• **Exercise objective**
Copy out each line of the material below that holds the string "uses".
— begin —
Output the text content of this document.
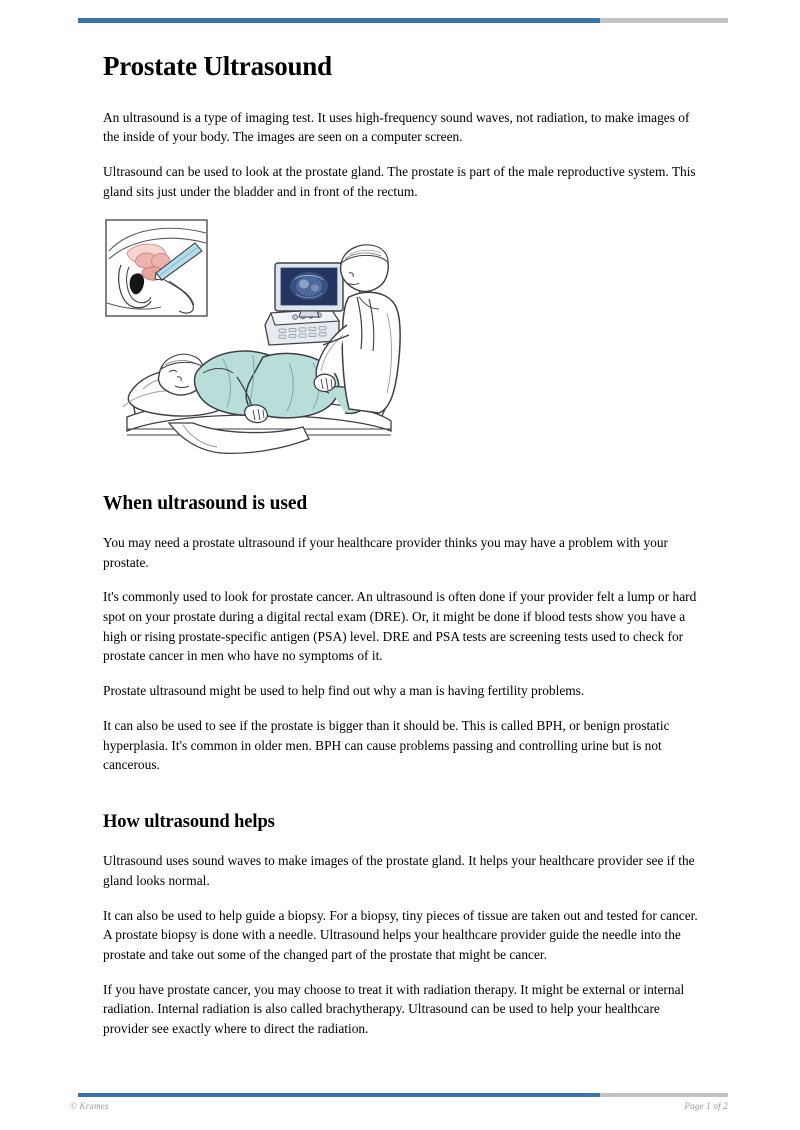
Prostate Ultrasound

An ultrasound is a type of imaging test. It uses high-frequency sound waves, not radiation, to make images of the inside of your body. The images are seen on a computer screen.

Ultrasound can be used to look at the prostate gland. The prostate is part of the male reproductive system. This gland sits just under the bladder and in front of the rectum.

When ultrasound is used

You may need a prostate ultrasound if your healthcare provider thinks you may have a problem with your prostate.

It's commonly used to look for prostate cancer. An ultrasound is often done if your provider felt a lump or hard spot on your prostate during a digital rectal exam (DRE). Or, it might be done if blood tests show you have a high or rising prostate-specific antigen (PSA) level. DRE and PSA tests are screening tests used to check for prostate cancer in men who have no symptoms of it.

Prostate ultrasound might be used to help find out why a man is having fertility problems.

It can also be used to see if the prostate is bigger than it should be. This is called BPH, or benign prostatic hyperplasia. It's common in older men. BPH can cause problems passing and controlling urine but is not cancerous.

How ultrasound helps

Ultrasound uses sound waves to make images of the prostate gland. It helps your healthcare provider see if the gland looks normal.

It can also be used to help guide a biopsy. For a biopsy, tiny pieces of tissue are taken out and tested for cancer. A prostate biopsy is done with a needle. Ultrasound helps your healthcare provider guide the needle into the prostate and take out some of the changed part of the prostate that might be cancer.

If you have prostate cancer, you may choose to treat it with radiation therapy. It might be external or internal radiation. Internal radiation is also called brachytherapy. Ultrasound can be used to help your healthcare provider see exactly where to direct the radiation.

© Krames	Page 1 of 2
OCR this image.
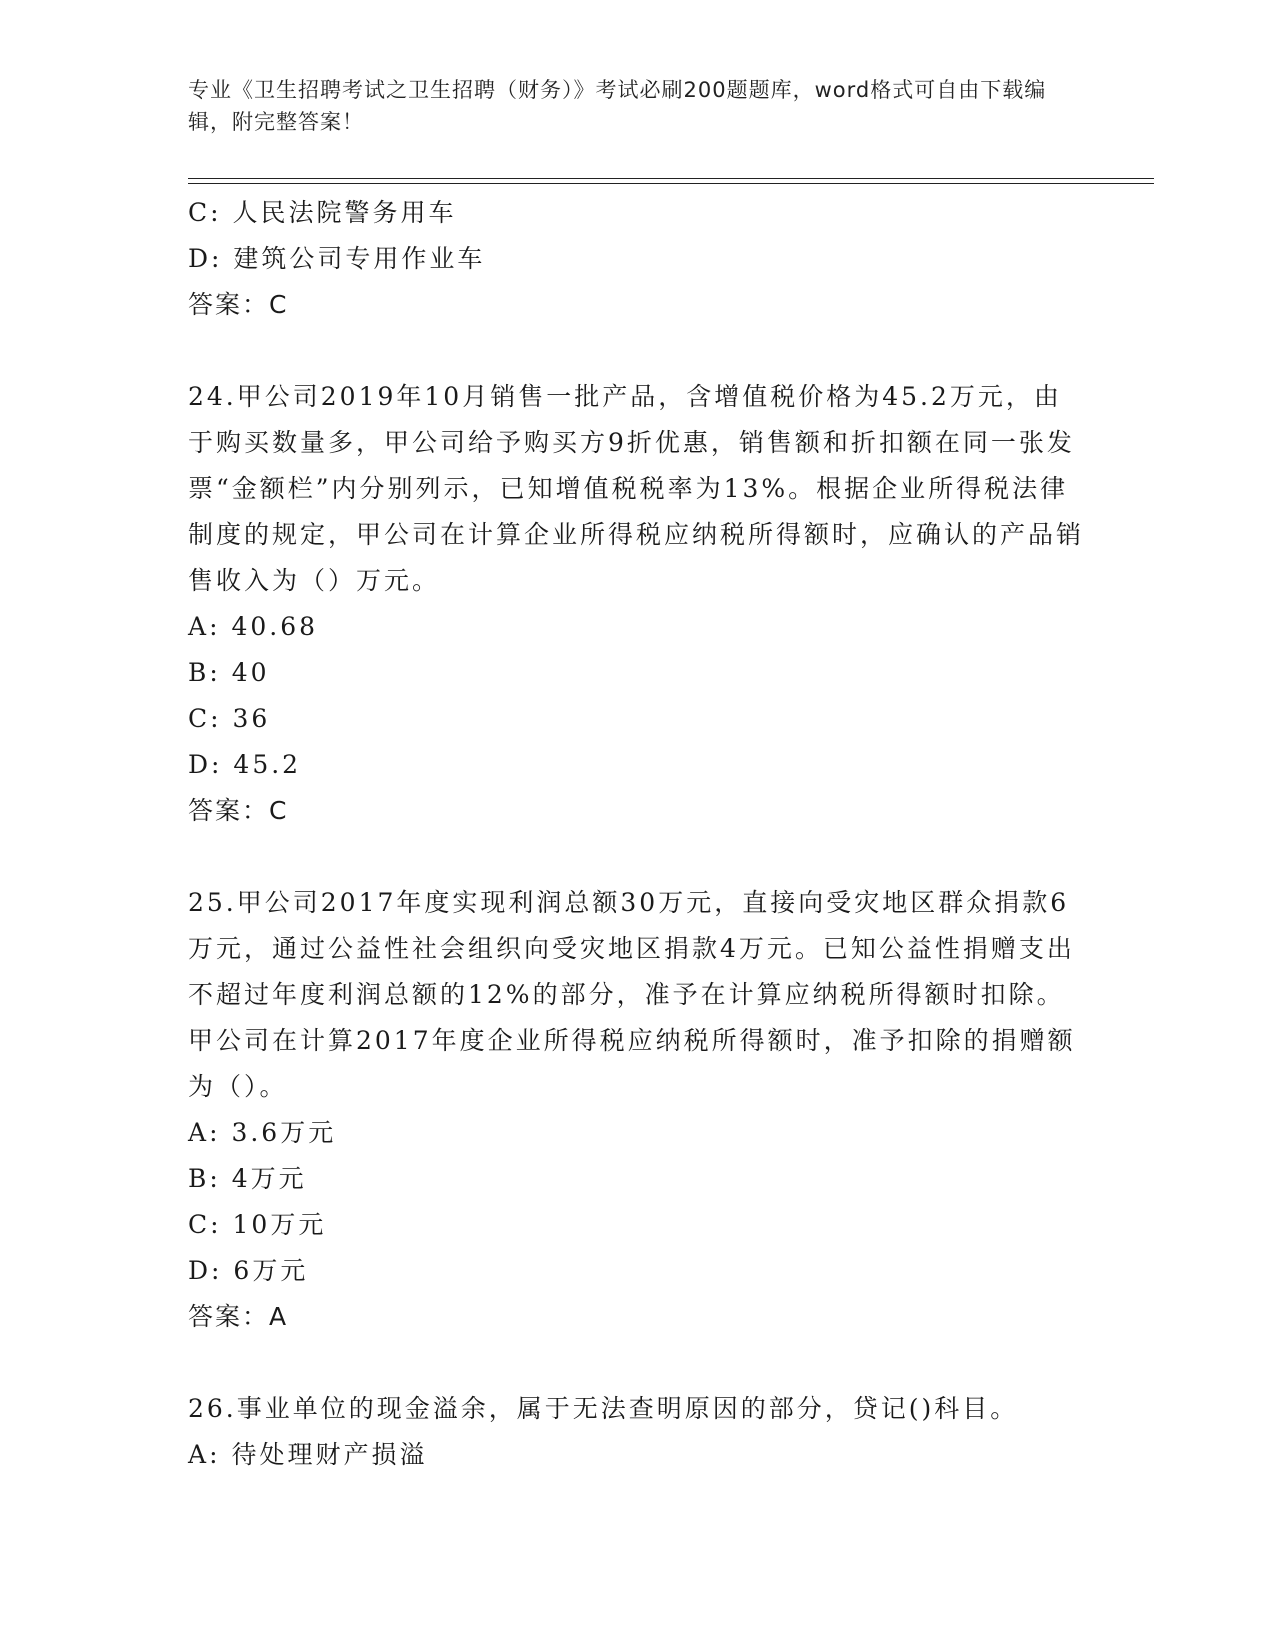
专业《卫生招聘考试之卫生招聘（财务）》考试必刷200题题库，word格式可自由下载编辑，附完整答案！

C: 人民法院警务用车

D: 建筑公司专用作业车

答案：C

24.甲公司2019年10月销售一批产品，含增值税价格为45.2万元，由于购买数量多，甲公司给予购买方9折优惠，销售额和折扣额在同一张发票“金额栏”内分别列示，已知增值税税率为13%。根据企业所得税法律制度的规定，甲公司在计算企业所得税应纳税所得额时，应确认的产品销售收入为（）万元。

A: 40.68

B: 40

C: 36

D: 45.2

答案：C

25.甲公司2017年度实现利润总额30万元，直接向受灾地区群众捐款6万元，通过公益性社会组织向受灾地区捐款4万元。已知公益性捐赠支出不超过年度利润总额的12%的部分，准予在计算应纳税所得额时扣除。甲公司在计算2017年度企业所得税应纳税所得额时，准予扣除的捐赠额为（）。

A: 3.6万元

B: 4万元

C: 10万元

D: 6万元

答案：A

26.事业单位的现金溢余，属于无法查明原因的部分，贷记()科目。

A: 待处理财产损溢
— end —
— begin —
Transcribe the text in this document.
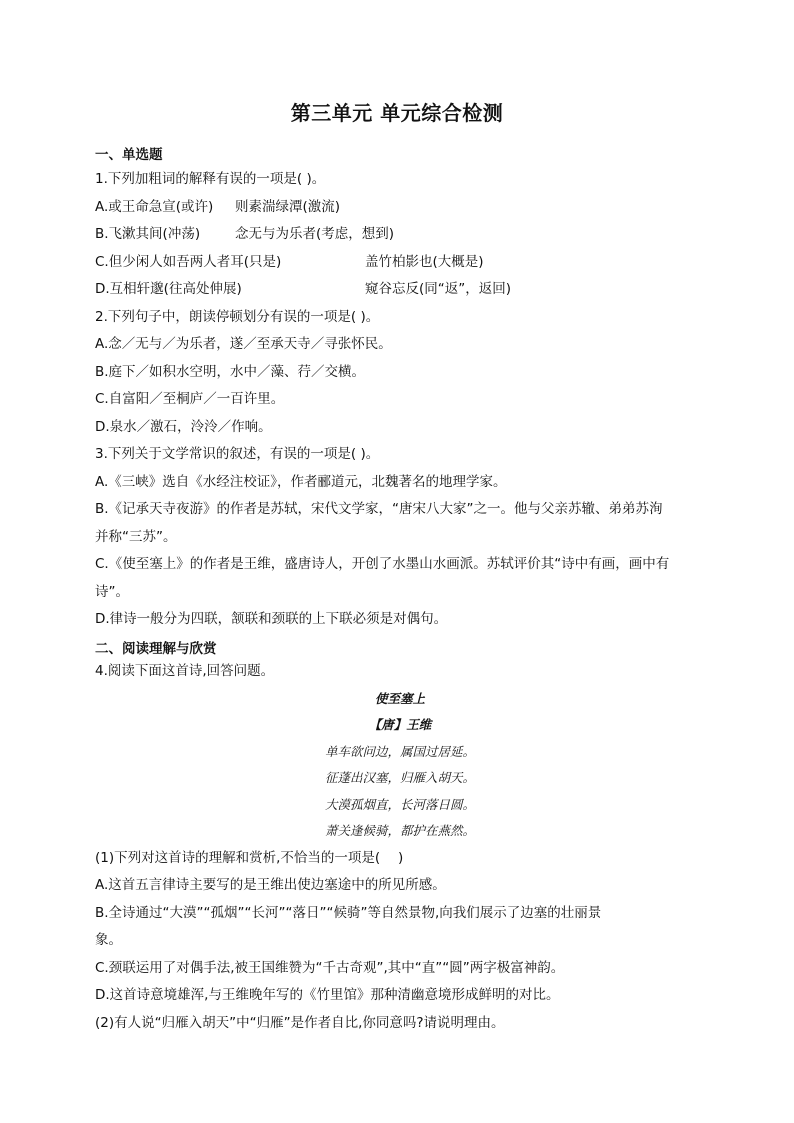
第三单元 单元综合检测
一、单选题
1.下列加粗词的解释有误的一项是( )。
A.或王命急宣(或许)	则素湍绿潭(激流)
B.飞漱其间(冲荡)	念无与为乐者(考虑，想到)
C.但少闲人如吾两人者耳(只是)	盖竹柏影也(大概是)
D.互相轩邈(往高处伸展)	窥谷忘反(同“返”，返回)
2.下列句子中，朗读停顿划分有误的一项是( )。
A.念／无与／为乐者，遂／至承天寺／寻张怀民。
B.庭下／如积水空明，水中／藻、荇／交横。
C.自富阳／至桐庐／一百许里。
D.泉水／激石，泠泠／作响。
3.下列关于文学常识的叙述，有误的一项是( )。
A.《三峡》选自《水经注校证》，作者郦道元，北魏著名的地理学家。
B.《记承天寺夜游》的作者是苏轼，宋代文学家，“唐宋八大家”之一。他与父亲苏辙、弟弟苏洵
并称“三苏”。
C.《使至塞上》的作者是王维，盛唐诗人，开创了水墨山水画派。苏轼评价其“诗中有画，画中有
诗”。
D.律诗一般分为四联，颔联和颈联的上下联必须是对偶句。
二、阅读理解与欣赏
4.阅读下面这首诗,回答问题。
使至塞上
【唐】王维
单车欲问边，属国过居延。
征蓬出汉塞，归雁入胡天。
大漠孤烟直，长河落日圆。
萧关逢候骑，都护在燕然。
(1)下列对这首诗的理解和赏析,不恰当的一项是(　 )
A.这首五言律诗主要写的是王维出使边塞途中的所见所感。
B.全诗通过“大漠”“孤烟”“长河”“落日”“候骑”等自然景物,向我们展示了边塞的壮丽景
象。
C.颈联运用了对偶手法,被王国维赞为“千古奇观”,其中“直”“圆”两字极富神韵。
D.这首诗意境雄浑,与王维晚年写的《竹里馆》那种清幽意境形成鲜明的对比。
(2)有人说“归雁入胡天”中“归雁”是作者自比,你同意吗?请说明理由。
— end —
— begin —
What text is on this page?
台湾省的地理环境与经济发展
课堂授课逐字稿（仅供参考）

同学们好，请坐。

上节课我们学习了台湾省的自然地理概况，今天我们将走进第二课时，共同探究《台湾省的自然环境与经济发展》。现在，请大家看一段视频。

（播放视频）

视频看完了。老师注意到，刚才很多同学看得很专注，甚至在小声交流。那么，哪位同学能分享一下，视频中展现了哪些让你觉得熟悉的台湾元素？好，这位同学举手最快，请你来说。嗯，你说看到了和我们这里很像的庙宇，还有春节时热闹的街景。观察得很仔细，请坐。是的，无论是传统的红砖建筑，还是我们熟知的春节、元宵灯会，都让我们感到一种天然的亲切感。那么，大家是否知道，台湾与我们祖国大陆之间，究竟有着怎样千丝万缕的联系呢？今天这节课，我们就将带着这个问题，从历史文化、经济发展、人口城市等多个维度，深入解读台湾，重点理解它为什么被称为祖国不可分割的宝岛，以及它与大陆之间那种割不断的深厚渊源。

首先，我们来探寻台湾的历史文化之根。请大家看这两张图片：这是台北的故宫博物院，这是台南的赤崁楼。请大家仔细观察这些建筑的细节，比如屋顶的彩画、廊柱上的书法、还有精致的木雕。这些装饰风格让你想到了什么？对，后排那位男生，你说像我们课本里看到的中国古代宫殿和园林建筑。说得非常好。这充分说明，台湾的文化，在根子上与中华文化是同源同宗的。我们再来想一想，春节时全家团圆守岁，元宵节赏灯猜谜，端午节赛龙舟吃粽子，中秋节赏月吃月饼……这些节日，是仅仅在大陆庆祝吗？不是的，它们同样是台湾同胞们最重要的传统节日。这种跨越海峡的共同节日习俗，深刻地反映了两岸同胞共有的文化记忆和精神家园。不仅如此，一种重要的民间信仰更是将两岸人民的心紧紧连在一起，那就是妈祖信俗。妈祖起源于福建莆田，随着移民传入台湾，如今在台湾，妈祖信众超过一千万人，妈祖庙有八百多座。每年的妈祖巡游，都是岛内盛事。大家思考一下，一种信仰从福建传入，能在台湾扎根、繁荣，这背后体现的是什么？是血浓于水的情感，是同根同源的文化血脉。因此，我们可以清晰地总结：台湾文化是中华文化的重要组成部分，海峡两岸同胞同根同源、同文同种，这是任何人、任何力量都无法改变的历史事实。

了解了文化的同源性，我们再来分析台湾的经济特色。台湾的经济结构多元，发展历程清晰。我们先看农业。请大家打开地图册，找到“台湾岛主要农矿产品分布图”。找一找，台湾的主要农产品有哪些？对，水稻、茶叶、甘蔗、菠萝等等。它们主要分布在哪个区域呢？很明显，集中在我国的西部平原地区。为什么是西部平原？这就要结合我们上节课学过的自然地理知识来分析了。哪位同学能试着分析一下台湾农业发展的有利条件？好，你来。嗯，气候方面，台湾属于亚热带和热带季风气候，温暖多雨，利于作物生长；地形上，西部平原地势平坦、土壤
— end —
• **Written response**
An ultrasound is a type of imaging test. It uses high-frequency sound waves, not radiation, to make images of the inside of your body. The images are seen on a computer screen.
Ultrasound uses sound waves to make images of the prostate gland. It helps your healthcare provider see if the gland looks normal.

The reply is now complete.